## THE DATA
__________________________________________________
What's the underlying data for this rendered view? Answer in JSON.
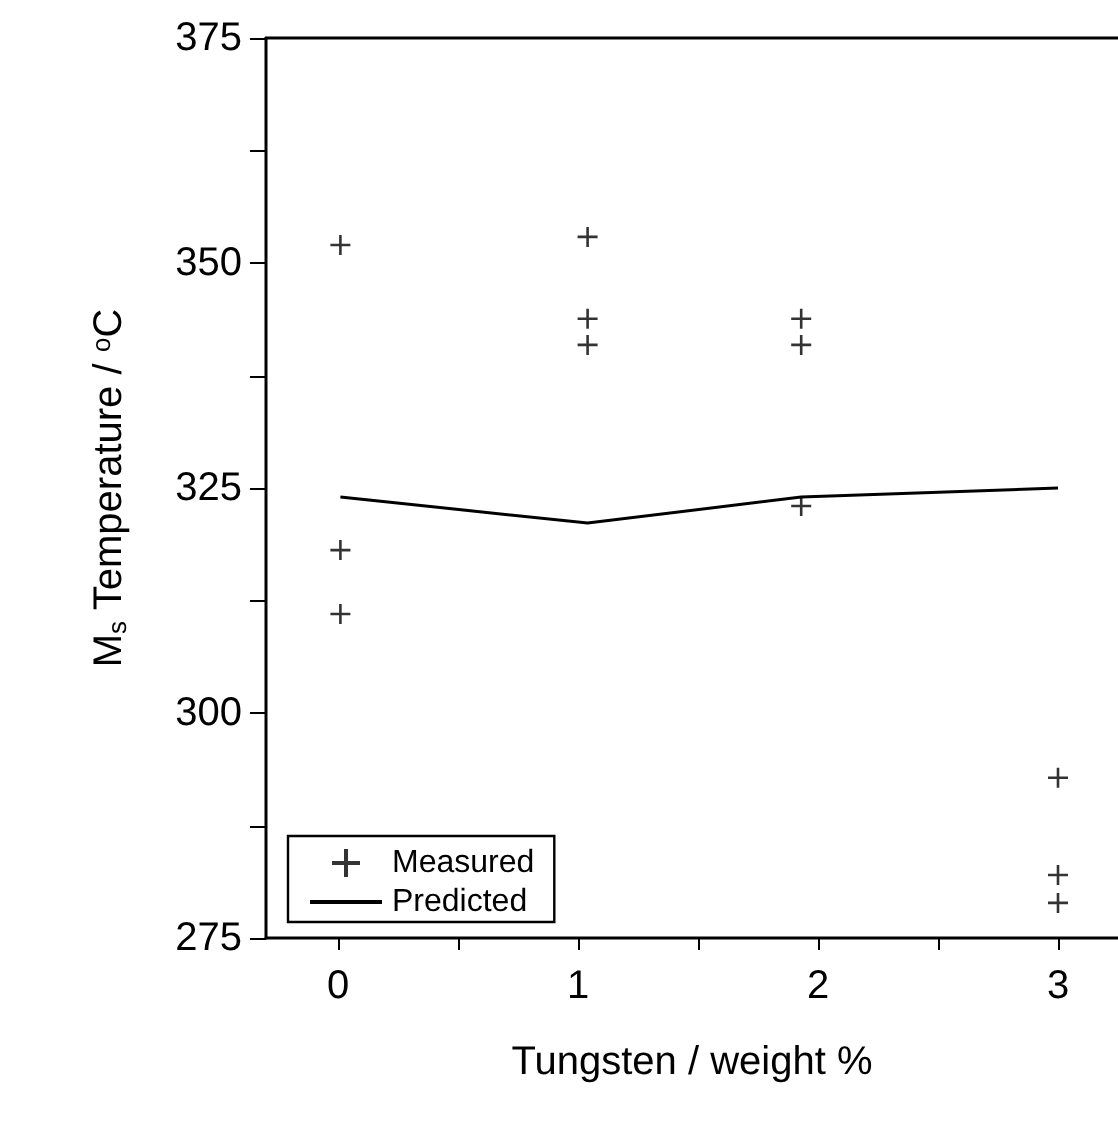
{
  "chart_data": {
    "type": "scatter",
    "xlabel": "Tungsten / weight %",
    "ylabel": "M$_{s}$ Temperature / $^{o}$C",
    "xlim": [
      -0.3,
      3.25
    ],
    "ylim": [
      275,
      375
    ],
    "xticks": [
      0,
      {
        "value": 0.5,
        "label": null
      },
      1,
      {
        "value": 1.5,
        "label": null
      },
      2,
      {
        "value": 2.5,
        "label": null
      },
      3
    ],
    "yticks": [
      275,
      {
        "value": 287.5,
        "label": null
      },
      300,
      {
        "value": 312.5,
        "label": null
      },
      325,
      {
        "value": 337.5,
        "label": null
      },
      350,
      {
        "value": 362.5,
        "label": null
      },
      375
    ],
    "grid": false,
    "legend": "bottom left",
    "series": [
      {
        "name": "Measured",
        "marker": "cross",
        "color": "#000000",
        "x": [
          0.01,
          0.01,
          0.01,
          1.04,
          1.04,
          1.04,
          1.93,
          1.93,
          1.93,
          3.0,
          3.0,
          3.0
        ],
        "values": [
          352.0,
          318.1,
          311.0,
          352.9,
          343.8,
          340.9,
          343.8,
          340.9,
          323.0,
          292.8,
          282.0,
          278.9
        ]
      },
      {
        "name": "Predicted",
        "type": "line",
        "marker": "none",
        "line_style": "solid",
        "color": "#000000",
        "x": [
          0.01,
          1.04,
          1.93,
          3.0
        ],
        "values": [
          324.0,
          321.1,
          324.0,
          325.0
        ]
      }
    ]
  }
}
__________________________________________________
## PROBLEM TO WORK ON
Copy the records above exactly. The pictures are not part of the copy.

## REPLY TO THE EXERCISE
What's the underlying data for this rendered view? Answer in JSON.
{
  "chart_data": {
    "type": "scatter",
    "xlabel": "Tungsten / weight %",
    "ylabel": "M$_{s}$ Temperature / $^{o}$C",
    "xlim": [
      -0.3,
      3.25
    ],
    "ylim": [
      275,
      375
    ],
    "xticks": [
      0,
      {
        "value": 0.5,
        "label": null
      },
      1,
      {
        "value": 1.5,
        "label": null
      },
      2,
      {
        "value": 2.5,
        "label": null
      },
      3
    ],
    "yticks": [
      275,
      {
        "value": 287.5,
        "label": null
      },
      300,
      {
        "value": 312.5,
        "label": null
      },
      325,
      {
        "value": 337.5,
        "label": null
      },
      350,
      {
        "value": 362.5,
        "label": null
      },
      375
    ],
    "grid": false,
    "legend": "bottom left",
    "series": [
      {
        "name": "Measured",
        "marker": "cross",
        "color": "#000000",
        "x": [
          0.01,
          0.01,
          0.01,
          1.04,
          1.04,
          1.04,
          1.93,
          1.93,
          1.93,
          3.0,
          3.0,
          3.0
        ],
        "values": [
          352.0,
          318.1,
          311.0,
          352.9,
          343.8,
          340.9,
          343.8,
          340.9,
          323.0,
          292.8,
          282.0,
          278.9
        ]
      },
      {
        "name": "Predicted",
        "type": "line",
        "marker": "none",
        "line_style": "solid",
        "color": "#000000",
        "x": [
          0.01,
          1.04,
          1.93,
          3.0
        ],
        "values": [
          324.0,
          321.1,
          324.0,
          325.0
        ]
      }
    ]
  }
}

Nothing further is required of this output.